▶ Aim: Copy out the listing that follows exactly, dropping every picture.
## start Records supplied
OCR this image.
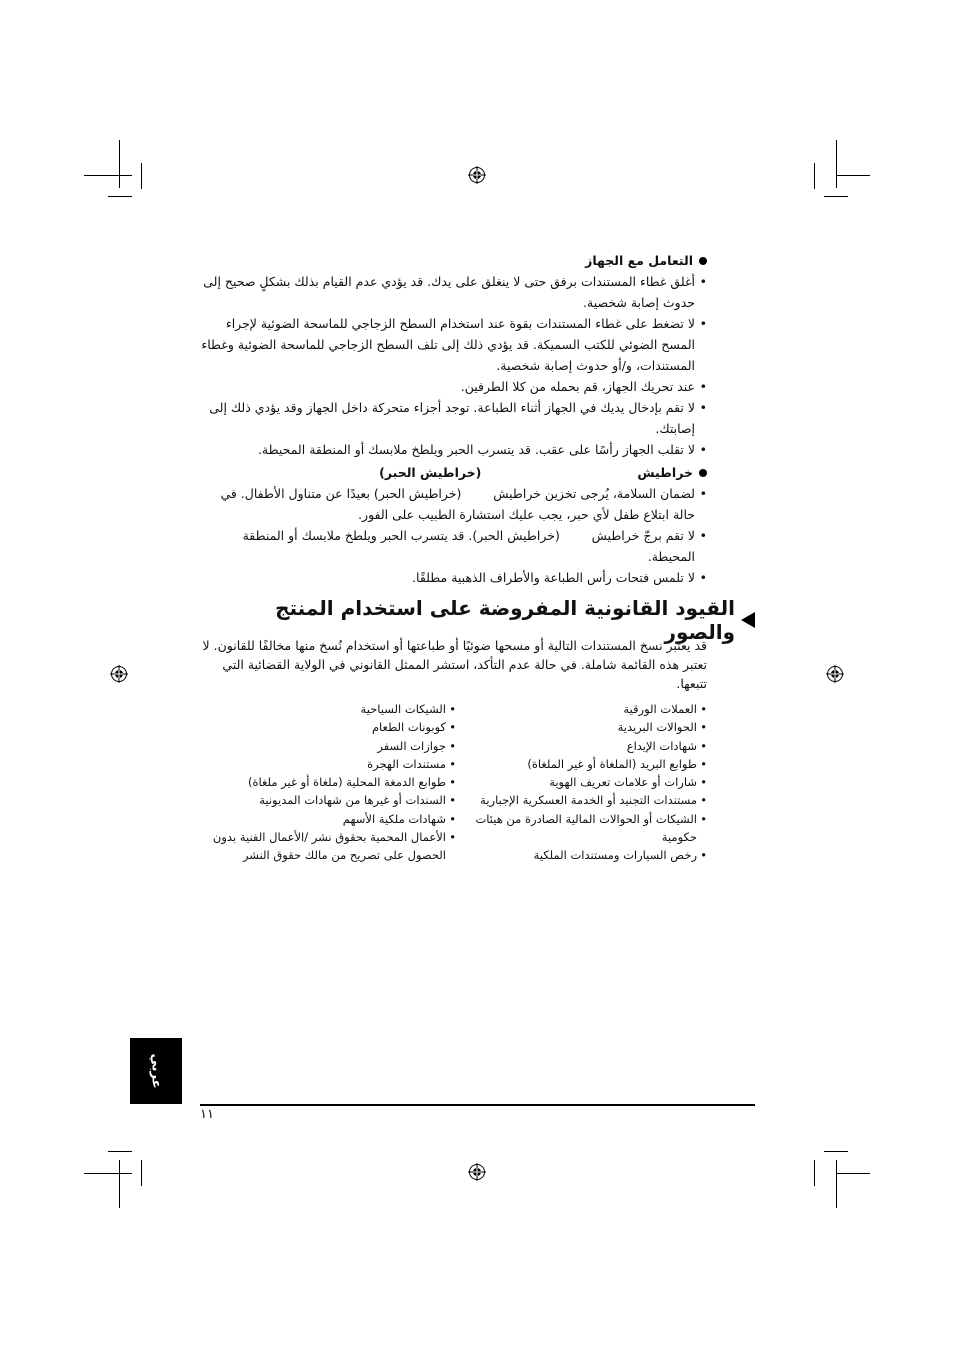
التعامل مع الجهاز
• أغلق غطاء المستندات برفق حتى لا ينغلق على يدك. قد يؤدي عدم القيام بذلك بشكلٍ صحيح إلى حدوث إصابة شخصية.
• لا تضغط على غطاء المستندات بقوة عند استخدام السطح الزجاجي للماسحة الضوئية لإجراء المسح الضوئي للكتب السميكة. قد يؤدي ذلك إلى تلف السطح الزجاجي للماسحة الضوئية وغطاء المستندات، و/أو حدوث إصابة شخصية.
• عند تحريك الجهاز، قم بحمله من كلا الطرفين.
• لا تقم بإدخال يديك في الجهاز أثناء الطباعة. توجد أجزاء متحركة داخل الجهاز وقد يؤدي ذلك إلى إصابتك.
• لا تقلب الجهاز رأسًا على عقب. قد يتسرب الحبر ويلطخ ملابسك أو المنطقة المحيطة.
خراطيش
(خراطيش الحبر)
• لضمان السلامة، يُرجى تخزين خراطيش        (خراطيش الحبر) بعيدًا عن متناول الأطفال. في حالة ابتلاع طفل لأي حبر، يجب عليك استشارة الطبيب على الفور.
• لا تقم برجّ خراطيش        (خراطيش الحبر). قد يتسرب الحبر ويلطخ ملابسك أو المنطقة المحيطة.
• لا تلمس فتحات رأس الطباعة والأطراف الذهبية مطلقًا.
القيود القانونية المفروضة على استخدام المنتج والصور
قد يعتبر نسخ المستندات التالية أو مسحها ضوئيًا أو طباعتها أو استخدام نُسخ منها مخالفًا للقانون. لا تعتبر هذه القائمة شاملة. في حالة عدم التأكد، استشر الممثل القانوني في الولاية القضائية التي تتبعها.
• العملات الورقية
• الحوالات البريدية
• شهادات الإيداع
• طوابع البريد (الملغاة أو غير الملغاة)
• شارات أو علامات تعريف الهوية
• مستندات التجنيد أو الخدمة العسكرية الإجبارية
• الشيكات أو الحوالات المالية الصادرة من هيئات حكومية
• رخص السيارات ومستندات الملكية
• الشيكات السياحية
• كوبونات الطعام
• جوازات السفر
• مستندات الهجرة
• طوابع الدمغة المحلية (ملغاة أو غير ملغاة)
• السندات أو غيرها من شهادات المديونية
• شهادات ملكية الأسهم
• الأعمال المحمية بحقوق نشر /الأعمال الفنية بدون الحصول على تصريح من مالك حقوق النشر
عربي
١١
## end Records supplied
▶ Output of the task:
OCR this image.
التعامل مع الجهاز
• أغلق غطاء المستندات برفق حتى لا ينغلق على يدك. قد يؤدي عدم القيام بذلك بشكلٍ صحيح إلى حدوث إصابة شخصية.
• لا تضغط على غطاء المستندات بقوة عند استخدام السطح الزجاجي للماسحة الضوئية لإجراء المسح الضوئي للكتب السميكة. قد يؤدي ذلك إلى تلف السطح الزجاجي للماسحة الضوئية وغطاء المستندات، و/أو حدوث إصابة شخصية.
• عند تحريك الجهاز، قم بحمله من كلا الطرفين.
• لا تقم بإدخال يديك في الجهاز أثناء الطباعة. توجد أجزاء متحركة داخل الجهاز وقد يؤدي ذلك إلى إصابتك.
• لا تقلب الجهاز رأسًا على عقب. قد يتسرب الحبر ويلطخ ملابسك أو المنطقة المحيطة.
خراطيش
(خراطيش الحبر)
• لضمان السلامة، يُرجى تخزين خراطيش        (خراطيش الحبر) بعيدًا عن متناول الأطفال. في حالة ابتلاع طفل لأي حبر، يجب عليك استشارة الطبيب على الفور.
• لا تقم برجّ خراطيش        (خراطيش الحبر). قد يتسرب الحبر ويلطخ ملابسك أو المنطقة المحيطة.
• لا تلمس فتحات رأس الطباعة والأطراف الذهبية مطلقًا.
القيود القانونية المفروضة على استخدام المنتج والصور
قد يعتبر نسخ المستندات التالية أو مسحها ضوئيًا أو طباعتها أو استخدام نُسخ منها مخالفًا للقانون. لا تعتبر هذه القائمة شاملة. في حالة عدم التأكد، استشر الممثل القانوني في الولاية القضائية التي تتبعها.
• العملات الورقية
• الحوالات البريدية
• شهادات الإيداع
• طوابع البريد (الملغاة أو غير الملغاة)
• شارات أو علامات تعريف الهوية
• مستندات التجنيد أو الخدمة العسكرية الإجبارية
• الشيكات أو الحوالات المالية الصادرة من هيئات حكومية
• رخص السيارات ومستندات الملكية
• الشيكات السياحية
• كوبونات الطعام
• جوازات السفر
• مستندات الهجرة
• طوابع الدمغة المحلية (ملغاة أو غير ملغاة)
• السندات أو غيرها من شهادات المديونية
• شهادات ملكية الأسهم
• الأعمال المحمية بحقوق نشر /الأعمال الفنية بدون الحصول على تصريح من مالك حقوق النشر
عربي
١١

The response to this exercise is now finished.